[Saved entries]
----------------

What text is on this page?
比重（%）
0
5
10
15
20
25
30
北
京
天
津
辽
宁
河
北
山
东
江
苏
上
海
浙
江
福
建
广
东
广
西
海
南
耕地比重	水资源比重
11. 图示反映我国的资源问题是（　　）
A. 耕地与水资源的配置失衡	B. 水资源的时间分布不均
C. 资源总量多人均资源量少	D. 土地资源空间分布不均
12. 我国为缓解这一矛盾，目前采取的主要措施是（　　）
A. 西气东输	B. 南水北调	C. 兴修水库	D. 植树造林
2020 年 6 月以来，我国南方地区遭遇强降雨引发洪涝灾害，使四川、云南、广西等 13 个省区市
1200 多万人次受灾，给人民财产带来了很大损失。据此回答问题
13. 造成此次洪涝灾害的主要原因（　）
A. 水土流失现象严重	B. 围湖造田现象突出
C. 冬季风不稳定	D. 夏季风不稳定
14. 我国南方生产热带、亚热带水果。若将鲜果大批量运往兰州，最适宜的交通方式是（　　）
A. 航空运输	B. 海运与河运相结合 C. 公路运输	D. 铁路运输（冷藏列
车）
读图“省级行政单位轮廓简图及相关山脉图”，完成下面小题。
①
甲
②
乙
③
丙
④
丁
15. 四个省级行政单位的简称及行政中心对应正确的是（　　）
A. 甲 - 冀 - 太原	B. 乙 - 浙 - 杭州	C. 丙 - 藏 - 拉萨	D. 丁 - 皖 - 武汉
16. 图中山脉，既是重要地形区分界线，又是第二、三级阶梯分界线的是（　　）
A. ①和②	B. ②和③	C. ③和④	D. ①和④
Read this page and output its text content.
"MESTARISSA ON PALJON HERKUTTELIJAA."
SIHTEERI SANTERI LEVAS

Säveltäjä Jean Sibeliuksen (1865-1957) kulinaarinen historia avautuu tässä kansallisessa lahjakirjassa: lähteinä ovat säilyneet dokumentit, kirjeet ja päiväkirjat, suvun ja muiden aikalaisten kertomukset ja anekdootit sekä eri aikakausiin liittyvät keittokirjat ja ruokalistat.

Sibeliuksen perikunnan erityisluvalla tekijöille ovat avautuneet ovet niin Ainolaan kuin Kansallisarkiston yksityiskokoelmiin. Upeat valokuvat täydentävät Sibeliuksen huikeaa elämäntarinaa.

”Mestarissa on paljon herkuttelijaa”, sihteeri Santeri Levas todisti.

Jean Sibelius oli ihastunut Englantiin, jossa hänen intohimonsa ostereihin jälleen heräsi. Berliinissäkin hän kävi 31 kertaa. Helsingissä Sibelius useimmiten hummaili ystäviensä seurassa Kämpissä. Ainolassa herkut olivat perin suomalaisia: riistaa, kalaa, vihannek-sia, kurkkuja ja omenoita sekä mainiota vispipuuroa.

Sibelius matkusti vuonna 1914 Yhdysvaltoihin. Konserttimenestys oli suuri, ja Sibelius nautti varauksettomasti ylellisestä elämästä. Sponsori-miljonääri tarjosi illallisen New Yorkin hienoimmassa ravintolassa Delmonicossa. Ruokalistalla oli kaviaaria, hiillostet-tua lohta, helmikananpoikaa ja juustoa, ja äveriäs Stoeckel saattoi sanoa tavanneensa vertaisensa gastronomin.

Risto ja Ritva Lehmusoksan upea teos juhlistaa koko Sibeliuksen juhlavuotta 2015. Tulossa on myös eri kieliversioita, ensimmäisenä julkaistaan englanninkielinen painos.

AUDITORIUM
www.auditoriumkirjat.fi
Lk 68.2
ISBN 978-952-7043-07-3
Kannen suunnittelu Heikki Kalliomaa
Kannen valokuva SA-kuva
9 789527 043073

----------------

GIVEN TASK: From the data, collect all lines where the string "Sibeliuksen" appears.

CORRECT ANSWER:
Säveltäjä Jean Sibeliuksen (1865-1957) kulinaarinen historia avautuu tässä kansallisessa lahjakirjassa: lähteinä ovat säilyneet dokumentit, kirjeet ja päiväkirjat, suvun ja muiden aikalaisten kertomukset ja anekdootit sekä eri aikakausiin liittyvät keittokirjat ja ruokalistat.
Sibeliuksen perikunnan erityisluvalla tekijöille ovat avautuneet ovet niin Ainolaan kuin Kansallisarkiston yksityiskokoelmiin. Upeat valokuvat täydentävät Sibeliuksen huikeaa elämäntarinaa.
Risto ja Ritva Lehmusoksan upea teos juhlistaa koko Sibeliuksen juhlavuotta 2015. Tulossa on myös eri kieliversioita, ensimmäisenä julkaistaan englanninkielinen painos.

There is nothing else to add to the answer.